TASK STATEMENT: Copy every line in which the string "Sound" occurs.

Structured figure records:
◇ ◇ ◇

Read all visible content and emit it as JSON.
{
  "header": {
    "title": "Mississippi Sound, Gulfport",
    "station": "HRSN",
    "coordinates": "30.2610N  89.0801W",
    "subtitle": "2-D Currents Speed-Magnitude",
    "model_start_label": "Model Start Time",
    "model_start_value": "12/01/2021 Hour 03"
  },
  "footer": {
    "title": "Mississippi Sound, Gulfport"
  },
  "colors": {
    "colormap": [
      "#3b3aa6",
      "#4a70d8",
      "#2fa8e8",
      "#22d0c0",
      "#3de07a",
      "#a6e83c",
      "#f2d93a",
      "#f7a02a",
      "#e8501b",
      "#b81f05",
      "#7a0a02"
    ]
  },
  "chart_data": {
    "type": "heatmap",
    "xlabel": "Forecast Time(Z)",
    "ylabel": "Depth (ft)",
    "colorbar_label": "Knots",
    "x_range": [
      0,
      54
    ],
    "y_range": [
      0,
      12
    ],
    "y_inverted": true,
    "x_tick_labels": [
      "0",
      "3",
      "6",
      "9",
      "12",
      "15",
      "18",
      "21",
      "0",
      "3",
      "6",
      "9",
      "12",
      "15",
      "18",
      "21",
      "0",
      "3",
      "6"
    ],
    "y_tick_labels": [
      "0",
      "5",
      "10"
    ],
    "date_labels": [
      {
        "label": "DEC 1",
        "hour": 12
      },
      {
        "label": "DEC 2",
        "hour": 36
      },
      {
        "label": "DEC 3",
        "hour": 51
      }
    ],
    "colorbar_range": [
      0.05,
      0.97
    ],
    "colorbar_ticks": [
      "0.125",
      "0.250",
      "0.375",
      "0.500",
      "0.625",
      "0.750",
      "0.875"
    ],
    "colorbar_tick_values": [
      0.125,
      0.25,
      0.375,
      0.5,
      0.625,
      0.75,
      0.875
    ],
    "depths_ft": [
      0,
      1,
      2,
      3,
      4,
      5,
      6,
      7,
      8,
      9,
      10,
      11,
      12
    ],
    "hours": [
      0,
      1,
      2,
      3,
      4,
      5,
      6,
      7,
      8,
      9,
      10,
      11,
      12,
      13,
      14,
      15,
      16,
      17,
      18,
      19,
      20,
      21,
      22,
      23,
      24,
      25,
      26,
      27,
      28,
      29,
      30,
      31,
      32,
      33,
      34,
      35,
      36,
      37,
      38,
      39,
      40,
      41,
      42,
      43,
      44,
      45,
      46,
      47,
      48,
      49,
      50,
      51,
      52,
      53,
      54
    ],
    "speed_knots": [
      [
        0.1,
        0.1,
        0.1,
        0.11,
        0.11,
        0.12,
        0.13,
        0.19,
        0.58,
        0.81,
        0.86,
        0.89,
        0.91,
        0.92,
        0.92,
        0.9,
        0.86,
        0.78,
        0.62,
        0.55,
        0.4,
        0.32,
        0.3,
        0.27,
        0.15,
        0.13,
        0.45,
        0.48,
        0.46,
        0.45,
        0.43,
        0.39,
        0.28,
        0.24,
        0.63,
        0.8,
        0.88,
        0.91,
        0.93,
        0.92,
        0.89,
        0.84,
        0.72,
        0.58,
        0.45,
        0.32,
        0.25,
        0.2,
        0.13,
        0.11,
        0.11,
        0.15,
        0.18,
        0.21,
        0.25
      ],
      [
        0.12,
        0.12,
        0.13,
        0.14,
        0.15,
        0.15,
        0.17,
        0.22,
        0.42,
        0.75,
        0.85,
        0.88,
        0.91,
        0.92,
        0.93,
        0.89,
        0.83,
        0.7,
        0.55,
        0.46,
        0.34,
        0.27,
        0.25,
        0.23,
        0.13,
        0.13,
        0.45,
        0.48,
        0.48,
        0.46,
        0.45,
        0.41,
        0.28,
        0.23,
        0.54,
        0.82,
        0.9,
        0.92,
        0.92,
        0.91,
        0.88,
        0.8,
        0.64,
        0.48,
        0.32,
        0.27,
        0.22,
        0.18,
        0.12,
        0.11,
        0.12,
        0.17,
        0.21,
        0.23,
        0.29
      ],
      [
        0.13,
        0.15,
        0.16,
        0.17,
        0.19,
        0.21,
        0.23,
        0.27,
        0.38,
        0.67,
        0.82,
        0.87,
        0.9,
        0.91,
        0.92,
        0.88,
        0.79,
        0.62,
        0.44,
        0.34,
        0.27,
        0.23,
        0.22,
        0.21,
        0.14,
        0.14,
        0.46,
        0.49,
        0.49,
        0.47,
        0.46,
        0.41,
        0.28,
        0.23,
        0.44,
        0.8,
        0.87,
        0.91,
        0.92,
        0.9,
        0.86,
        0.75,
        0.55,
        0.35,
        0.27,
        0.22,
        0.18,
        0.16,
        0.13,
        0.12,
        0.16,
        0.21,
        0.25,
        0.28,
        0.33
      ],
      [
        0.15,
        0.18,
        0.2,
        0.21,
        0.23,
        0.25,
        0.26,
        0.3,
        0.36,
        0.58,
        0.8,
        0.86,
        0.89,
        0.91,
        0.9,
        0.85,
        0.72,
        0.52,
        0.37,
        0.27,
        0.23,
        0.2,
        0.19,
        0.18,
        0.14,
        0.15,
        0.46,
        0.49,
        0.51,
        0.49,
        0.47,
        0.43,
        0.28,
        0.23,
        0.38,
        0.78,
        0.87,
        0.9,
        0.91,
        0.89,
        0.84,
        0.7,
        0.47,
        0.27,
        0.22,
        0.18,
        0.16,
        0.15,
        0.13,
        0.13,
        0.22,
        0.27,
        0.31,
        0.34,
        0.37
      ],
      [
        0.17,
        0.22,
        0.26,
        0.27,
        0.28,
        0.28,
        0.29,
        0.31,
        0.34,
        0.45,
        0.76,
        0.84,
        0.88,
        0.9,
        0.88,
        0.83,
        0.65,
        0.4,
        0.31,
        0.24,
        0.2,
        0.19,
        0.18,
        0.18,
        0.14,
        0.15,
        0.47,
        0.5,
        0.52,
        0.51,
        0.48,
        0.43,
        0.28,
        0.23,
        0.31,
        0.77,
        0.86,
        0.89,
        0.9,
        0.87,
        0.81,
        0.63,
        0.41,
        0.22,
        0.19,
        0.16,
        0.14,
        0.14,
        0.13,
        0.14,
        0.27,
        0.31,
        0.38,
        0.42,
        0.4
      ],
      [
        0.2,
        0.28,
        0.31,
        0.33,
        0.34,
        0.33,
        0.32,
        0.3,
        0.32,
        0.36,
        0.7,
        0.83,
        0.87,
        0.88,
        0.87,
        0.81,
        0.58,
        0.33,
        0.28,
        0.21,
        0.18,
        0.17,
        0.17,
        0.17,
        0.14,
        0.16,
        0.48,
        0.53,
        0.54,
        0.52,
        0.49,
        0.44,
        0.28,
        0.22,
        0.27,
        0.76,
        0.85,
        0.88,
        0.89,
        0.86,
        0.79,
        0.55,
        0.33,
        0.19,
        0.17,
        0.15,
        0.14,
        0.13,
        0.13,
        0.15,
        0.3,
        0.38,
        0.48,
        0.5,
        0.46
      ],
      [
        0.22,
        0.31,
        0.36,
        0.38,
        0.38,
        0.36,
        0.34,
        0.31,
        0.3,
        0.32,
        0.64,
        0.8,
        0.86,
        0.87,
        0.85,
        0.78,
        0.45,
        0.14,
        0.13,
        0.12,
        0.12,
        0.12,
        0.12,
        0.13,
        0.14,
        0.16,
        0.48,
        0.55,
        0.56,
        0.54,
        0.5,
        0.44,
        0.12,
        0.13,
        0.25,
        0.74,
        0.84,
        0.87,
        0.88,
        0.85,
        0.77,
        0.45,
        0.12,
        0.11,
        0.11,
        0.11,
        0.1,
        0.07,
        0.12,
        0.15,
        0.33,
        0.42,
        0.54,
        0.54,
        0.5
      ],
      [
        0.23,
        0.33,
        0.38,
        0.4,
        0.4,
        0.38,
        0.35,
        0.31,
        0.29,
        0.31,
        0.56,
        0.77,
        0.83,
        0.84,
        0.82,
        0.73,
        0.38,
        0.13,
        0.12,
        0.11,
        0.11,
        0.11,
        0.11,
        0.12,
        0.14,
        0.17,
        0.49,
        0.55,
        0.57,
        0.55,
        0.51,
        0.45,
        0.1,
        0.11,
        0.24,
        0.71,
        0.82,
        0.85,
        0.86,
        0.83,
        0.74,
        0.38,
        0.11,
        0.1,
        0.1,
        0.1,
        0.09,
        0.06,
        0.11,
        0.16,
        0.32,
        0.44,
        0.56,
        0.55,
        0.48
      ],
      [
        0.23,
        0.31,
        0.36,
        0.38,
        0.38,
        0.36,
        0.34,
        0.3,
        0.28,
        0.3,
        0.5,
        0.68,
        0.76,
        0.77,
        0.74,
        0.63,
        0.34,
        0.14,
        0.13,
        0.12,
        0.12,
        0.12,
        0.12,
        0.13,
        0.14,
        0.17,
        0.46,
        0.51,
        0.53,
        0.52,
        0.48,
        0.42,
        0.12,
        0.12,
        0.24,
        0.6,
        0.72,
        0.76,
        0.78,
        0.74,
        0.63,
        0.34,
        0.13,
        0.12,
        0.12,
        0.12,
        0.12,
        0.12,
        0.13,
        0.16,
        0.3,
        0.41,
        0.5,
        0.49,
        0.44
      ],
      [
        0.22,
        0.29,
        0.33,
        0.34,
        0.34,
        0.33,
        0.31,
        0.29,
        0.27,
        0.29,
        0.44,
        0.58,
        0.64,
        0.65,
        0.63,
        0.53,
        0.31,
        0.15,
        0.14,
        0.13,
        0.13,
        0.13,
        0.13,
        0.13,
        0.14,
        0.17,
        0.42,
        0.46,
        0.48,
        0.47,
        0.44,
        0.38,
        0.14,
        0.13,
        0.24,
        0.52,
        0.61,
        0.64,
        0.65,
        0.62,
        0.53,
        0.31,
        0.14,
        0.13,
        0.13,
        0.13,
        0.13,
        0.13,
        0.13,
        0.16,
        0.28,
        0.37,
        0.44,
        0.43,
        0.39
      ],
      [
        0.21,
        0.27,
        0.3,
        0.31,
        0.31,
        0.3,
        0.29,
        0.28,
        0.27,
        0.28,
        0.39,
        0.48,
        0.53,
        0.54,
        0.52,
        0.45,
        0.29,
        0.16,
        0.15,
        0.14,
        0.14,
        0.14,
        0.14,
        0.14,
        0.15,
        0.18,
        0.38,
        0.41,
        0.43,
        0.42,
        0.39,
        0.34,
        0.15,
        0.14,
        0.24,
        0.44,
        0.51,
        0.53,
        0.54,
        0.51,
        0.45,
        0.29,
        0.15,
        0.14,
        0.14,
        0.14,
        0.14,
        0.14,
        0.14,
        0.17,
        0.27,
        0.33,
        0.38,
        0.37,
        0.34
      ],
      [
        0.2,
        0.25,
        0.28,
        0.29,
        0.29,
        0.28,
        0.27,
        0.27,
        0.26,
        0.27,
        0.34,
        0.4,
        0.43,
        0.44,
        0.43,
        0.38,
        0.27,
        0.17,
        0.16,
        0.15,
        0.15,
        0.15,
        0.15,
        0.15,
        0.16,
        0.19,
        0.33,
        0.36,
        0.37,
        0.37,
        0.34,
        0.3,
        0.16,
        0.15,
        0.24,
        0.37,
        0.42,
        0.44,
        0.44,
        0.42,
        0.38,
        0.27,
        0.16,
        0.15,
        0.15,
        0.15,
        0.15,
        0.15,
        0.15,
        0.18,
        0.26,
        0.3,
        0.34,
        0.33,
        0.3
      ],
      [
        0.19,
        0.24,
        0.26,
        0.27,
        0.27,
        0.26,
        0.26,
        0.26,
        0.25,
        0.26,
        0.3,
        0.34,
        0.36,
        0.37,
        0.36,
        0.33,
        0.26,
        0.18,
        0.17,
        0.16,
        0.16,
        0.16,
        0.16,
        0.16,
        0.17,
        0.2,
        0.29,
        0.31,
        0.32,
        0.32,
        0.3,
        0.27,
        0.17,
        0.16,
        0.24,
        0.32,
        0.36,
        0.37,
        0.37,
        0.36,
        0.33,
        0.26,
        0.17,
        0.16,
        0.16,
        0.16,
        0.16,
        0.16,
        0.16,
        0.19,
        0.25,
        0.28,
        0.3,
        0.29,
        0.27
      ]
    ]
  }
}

◇ ◇ ◇

COMPLETE ANSWER:
    "title": "Mississippi Sound, Gulfport",
    "title": "Mississippi Sound, Gulfport"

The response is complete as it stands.